Review the material line by line. Identify and copy every line that contains the string "image".

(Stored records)
=-=-=-=-=

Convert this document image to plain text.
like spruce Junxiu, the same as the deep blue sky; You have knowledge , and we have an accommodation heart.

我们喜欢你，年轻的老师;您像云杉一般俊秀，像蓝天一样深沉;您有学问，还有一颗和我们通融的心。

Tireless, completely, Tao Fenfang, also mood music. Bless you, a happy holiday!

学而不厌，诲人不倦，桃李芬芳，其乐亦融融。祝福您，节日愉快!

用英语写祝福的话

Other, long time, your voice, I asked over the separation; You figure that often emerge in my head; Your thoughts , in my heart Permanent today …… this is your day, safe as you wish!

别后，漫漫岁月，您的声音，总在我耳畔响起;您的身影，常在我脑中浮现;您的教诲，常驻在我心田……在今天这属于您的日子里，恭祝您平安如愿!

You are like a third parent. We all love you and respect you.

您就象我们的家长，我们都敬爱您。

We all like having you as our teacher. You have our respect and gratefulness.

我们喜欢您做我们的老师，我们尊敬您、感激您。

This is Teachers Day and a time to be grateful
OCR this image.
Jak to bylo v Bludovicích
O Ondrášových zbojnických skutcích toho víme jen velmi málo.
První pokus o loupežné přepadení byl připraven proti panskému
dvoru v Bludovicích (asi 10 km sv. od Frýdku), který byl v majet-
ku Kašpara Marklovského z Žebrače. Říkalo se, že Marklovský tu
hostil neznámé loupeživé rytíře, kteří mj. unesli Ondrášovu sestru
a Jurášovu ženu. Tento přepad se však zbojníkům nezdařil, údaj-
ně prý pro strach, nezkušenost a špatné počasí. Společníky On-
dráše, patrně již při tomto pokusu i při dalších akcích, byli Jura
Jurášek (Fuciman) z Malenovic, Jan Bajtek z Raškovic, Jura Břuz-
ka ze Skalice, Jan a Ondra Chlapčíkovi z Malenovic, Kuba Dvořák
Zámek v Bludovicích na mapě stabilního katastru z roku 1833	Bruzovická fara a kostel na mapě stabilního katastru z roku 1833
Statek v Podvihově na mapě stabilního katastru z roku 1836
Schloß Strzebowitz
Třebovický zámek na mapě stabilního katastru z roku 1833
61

=-=-=-=-=

**Answer for the task:**
Convert this document image to plain text.
OCR this image.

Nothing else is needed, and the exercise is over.